INFORMATION GIVEN:
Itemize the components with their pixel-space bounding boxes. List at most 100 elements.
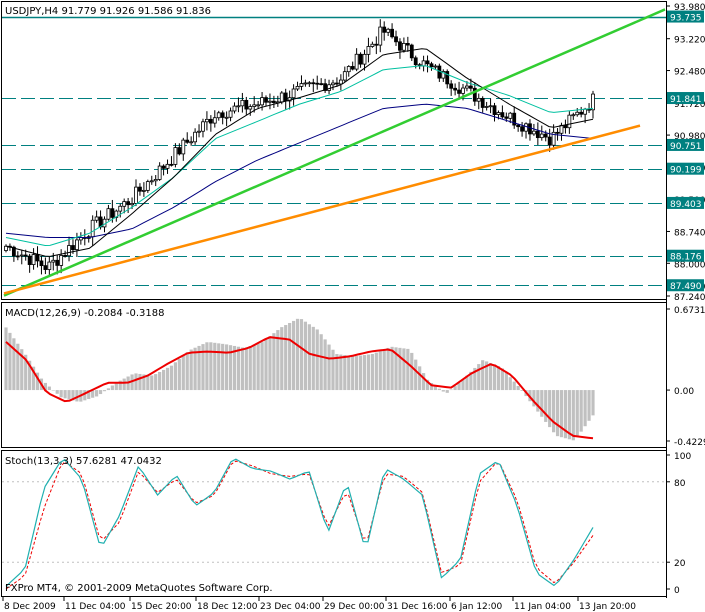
candle-bull [59, 255, 64, 266]
level-price-label: 88.176 [670, 253, 702, 263]
candle-bull [165, 163, 170, 169]
candle-bear [335, 82, 339, 85]
macd-histogram-bar [358, 355, 363, 391]
macd-histogram-bar [555, 390, 560, 437]
candle-bull [181, 139, 186, 155]
ma-fast-line [5, 48, 594, 257]
candle-bear [138, 186, 142, 192]
candle-bull [299, 83, 304, 87]
macd-histogram-bar [488, 362, 493, 391]
macd-histogram-bar [12, 338, 16, 391]
candle-bear [398, 41, 402, 51]
candle-bear [110, 208, 115, 218]
macd-histogram-bar [228, 345, 233, 391]
candle-bear [350, 66, 355, 70]
time-tick-label: 29 Dec 00:00 [324, 602, 385, 612]
candle-bear [35, 254, 40, 262]
macd-histogram-bar [158, 371, 162, 391]
macd-histogram-bar [59, 390, 63, 398]
level-price-badge [667, 162, 704, 175]
macd-histogram-bar [347, 355, 351, 391]
macd-histogram-bar [217, 343, 221, 391]
macd-histogram-bar [516, 386, 520, 391]
candle-bull [303, 82, 308, 85]
candle-bull [433, 65, 438, 68]
macd-histogram-bar [496, 366, 501, 391]
candle-bear [244, 99, 249, 110]
candle-bull [256, 104, 261, 107]
macd-histogram-bar [28, 360, 32, 391]
macd-histogram-bar [177, 358, 181, 391]
macd-histogram-bar [244, 347, 248, 391]
candle-bear [520, 126, 524, 132]
candle-bear [449, 83, 454, 89]
macd-histogram-bar [398, 347, 402, 391]
macd-histogram-bar [394, 347, 398, 391]
macd-histogram-bar [280, 327, 284, 391]
macd-histogram-bar [402, 348, 406, 391]
level-price-label: 89.403 [670, 200, 702, 210]
candle-bear [71, 245, 75, 251]
candle-bear [468, 85, 473, 89]
candle-bull [94, 216, 99, 221]
candle-bull [567, 114, 572, 129]
macd-histogram-bar [303, 321, 308, 391]
macd-histogram-bar [563, 390, 568, 439]
macd-histogram-bar [418, 366, 422, 391]
macd-histogram-bar [390, 346, 394, 391]
trendline-green [3, 8, 666, 297]
candle-bull [342, 71, 347, 81]
macd-histogram-bar [374, 352, 378, 391]
macd-histogram-bar [284, 325, 288, 391]
candle-bull [216, 112, 221, 119]
candle-bear [409, 44, 414, 59]
macd-histogram-bar [55, 390, 59, 394]
macd-histogram-bar [429, 383, 434, 391]
level-price-badge [667, 138, 704, 151]
candle-bull [193, 131, 198, 143]
price-panel [2, 8, 666, 297]
candle-bull [331, 82, 335, 86]
candle-bear [579, 111, 584, 115]
candle-bear [311, 82, 316, 85]
ma-slow-line [5, 103, 594, 238]
candle-bull [90, 219, 95, 238]
macd-histogram-bar [461, 379, 465, 391]
candle-bear [472, 87, 477, 102]
candle-bull [67, 245, 71, 257]
candle-bull [488, 105, 493, 108]
candle-bull [465, 85, 469, 89]
macd-histogram-bar [16, 343, 20, 391]
candle-bear [220, 112, 225, 118]
macd-histogram-bar [142, 374, 146, 391]
candle-bull [51, 259, 56, 263]
candle-bear [480, 97, 485, 108]
candle-bear [283, 92, 288, 102]
candle-bull [189, 141, 194, 144]
level-price-badge [667, 196, 704, 209]
macd-histogram-bar [544, 390, 548, 422]
candle-bear [555, 131, 560, 134]
candle-bull [197, 130, 201, 133]
macd-histogram-bar [323, 339, 327, 391]
candle-bear [63, 255, 67, 257]
candle-bear [27, 255, 32, 265]
candle-bear [23, 254, 28, 257]
macd-histogram-bar [355, 356, 359, 391]
macd-histogram-bar [583, 390, 587, 427]
macd-histogram-bar [95, 390, 99, 397]
macd-histogram-bar [98, 390, 103, 395]
stoch-main-line [5, 458, 594, 587]
candle-bull [575, 111, 580, 116]
macd-histogram-bar [288, 322, 292, 391]
candle-bear [15, 255, 20, 258]
candle-bear [512, 112, 517, 126]
candle-bull [212, 117, 217, 124]
price-tick-label: 90.980 [674, 132, 705, 142]
macd-tick-label: -0.4229 [674, 438, 705, 448]
macd-histogram-bar [169, 365, 174, 391]
macd-histogram-bar [362, 355, 367, 391]
macd-histogram-bar [221, 343, 225, 391]
macd-histogram-bar [291, 320, 296, 391]
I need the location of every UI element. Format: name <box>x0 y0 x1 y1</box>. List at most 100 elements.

THE TASK: Render every line of the items above as a Markdown table with a numbered "Row" column and a "Text" column, skipping blank lines. Leave the pictures out.

EXPECTED ANSWER:
| Row | Text |
|---|---|
| 1 | Itemize the components with their pixel-space bounding boxes. List at most 100 elements. |
| 2 | candle-bull [59, 255, 64, 266] |
| 3 | level-price-label: 88.176 [670, 253, 702, 263] |
| 4 | candle-bull [165, 163, 170, 169] |
| 5 | candle-bear [335, 82, 339, 85] |
| 6 | macd-histogram-bar [358, 355, 363, 391] |
| 7 | macd-histogram-bar [555, 390, 560, 437] |
| 8 | candle-bull [181, 139, 186, 155] |
| 9 | ma-fast-line [5, 48, 594, 257] |
| 10 | candle-bear [138, 186, 142, 192] |
| 11 | candle-bull [299, 83, 304, 87] |
| 12 | macd-histogram-bar [488, 362, 493, 391] |
| 13 | macd-histogram-bar [12, 338, 16, 391] |
| 14 | candle-bear [398, 41, 402, 51] |
| 15 | candle-bear [110, 208, 115, 218] |
| 16 | macd-histogram-bar [228, 345, 233, 391] |
| 17 | candle-bear [350, 66, 355, 70] |
| 18 | time-tick-label: 29 Dec 00:00 [324, 602, 385, 612] |
| 19 | candle-bear [35, 254, 40, 262] |
| 20 | macd-histogram-bar [158, 371, 162, 391] |
| 21 | macd-histogram-bar [59, 390, 63, 398] |
| 22 | level-price-badge [667, 162, 704, 175] |
| 23 | macd-histogram-bar [347, 355, 351, 391] |
| 24 | macd-histogram-bar [217, 343, 221, 391] |
| 25 | macd-histogram-bar [516, 386, 520, 391] |
| 26 | candle-bull [303, 82, 308, 85] |
| 27 | candle-bull [433, 65, 438, 68] |
| 28 | macd-histogram-bar [496, 366, 501, 391] |
| 29 | candle-bear [244, 99, 249, 110] |
| 30 | candle-bull [256, 104, 261, 107] |
| 31 | macd-histogram-bar [28, 360, 32, 391] |
| 32 | macd-histogram-bar [177, 358, 181, 391] |
| 33 | macd-histogram-bar [244, 347, 248, 391] |
| 34 | candle-bear [520, 126, 524, 132] |
| 35 | candle-bear [449, 83, 454, 89] |
| 36 | macd-histogram-bar [398, 347, 402, 391] |
| 37 | macd-histogram-bar [394, 347, 398, 391] |
| 38 | macd-histogram-bar [280, 327, 284, 391] |
| 39 | macd-histogram-bar [402, 348, 406, 391] |
| 40 | level-price-label: 89.403 [670, 200, 702, 210] |
| 41 | candle-bear [71, 245, 75, 251] |
| 42 | candle-bear [468, 85, 473, 89] |
| 43 | candle-bull [94, 216, 99, 221] |
| 44 | candle-bull [567, 114, 572, 129] |
| 45 | macd-histogram-bar [303, 321, 308, 391] |
| 46 | macd-histogram-bar [563, 390, 568, 439] |
| 47 | macd-histogram-bar [418, 366, 422, 391] |
| 48 | macd-histogram-bar [390, 346, 394, 391] |
| 49 | trendline-green [3, 8, 666, 297] |
| 50 | candle-bull [342, 71, 347, 81] |
| 51 | macd-histogram-bar [374, 352, 378, 391] |
| 52 | macd-histogram-bar [284, 325, 288, 391] |
| 53 | candle-bull [216, 112, 221, 119] |
| 54 | candle-bear [409, 44, 414, 59] |
| 55 | macd-histogram-bar [55, 390, 59, 394] |
| 56 | macd-histogram-bar [429, 383, 434, 391] |
| 57 | level-price-badge [667, 138, 704, 151] |
| 58 | candle-bull [193, 131, 198, 143] |
| 59 | price-panel [2, 8, 666, 297] |
| 60 | candle-bull [331, 82, 335, 86] |
| 61 | candle-bear [579, 111, 584, 115] |
| 62 | candle-bear [311, 82, 316, 85] |
| 63 | ma-slow-line [5, 103, 594, 238] |
| 64 | candle-bull [90, 219, 95, 238] |
| 65 | macd-histogram-bar [461, 379, 465, 391] |
| 66 | candle-bear [472, 87, 477, 102] |
| 67 | candle-bull [67, 245, 71, 257] |
| 68 | candle-bull [488, 105, 493, 108] |
| 69 | candle-bull [465, 85, 469, 89] |
| 70 | macd-histogram-bar [16, 343, 20, 391] |
| 71 | candle-bear [220, 112, 225, 118] |
| 72 | macd-histogram-bar [142, 374, 146, 391] |
| 73 | candle-bull [51, 259, 56, 263] |
| 74 | candle-bear [480, 97, 485, 108] |
| 75 | candle-bear [283, 92, 288, 102] |
| 76 | candle-bull [189, 141, 194, 144] |
| 77 | level-price-badge [667, 196, 704, 209] |
| 78 | macd-histogram-bar [544, 390, 548, 422] |
| 79 | candle-bear [555, 131, 560, 134] |
| 80 | candle-bull [197, 130, 201, 133] |
| 81 | macd-histogram-bar [323, 339, 327, 391] |
| 82 | candle-bear [63, 255, 67, 257] |
| 83 | candle-bear [27, 255, 32, 265] |
| 84 | candle-bear [23, 254, 28, 257] |
| 85 | macd-histogram-bar [355, 356, 359, 391] |
| 86 | macd-histogram-bar [583, 390, 587, 427] |
| 87 | macd-histogram-bar [95, 390, 99, 397] |
| 88 | macd-histogram-bar [98, 390, 103, 395] |
| 89 | stoch-main-line [5, 458, 594, 587] |
| 90 | candle-bull [575, 111, 580, 116] |
| 91 | macd-histogram-bar [288, 322, 292, 391] |
| 92 | candle-bear [15, 255, 20, 258] |
| 93 | candle-bear [512, 112, 517, 126] |
| 94 | candle-bull [212, 117, 217, 124] |
| 95 | price-tick-label: 90.980 [674, 132, 705, 142] |
| 96 | macd-tick-label: -0.4229 [674, 438, 705, 448] |
| 97 | macd-histogram-bar [169, 365, 174, 391] |
| 98 | macd-histogram-bar [362, 355, 367, 391] |
| 99 | macd-histogram-bar [221, 343, 225, 391] |
| 100 | macd-histogram-bar [291, 320, 296, 391] |
| 101 | I need the location of every UI element. Format: name <box>x0 y0 x1 y1</box>. List at most 100 elements. |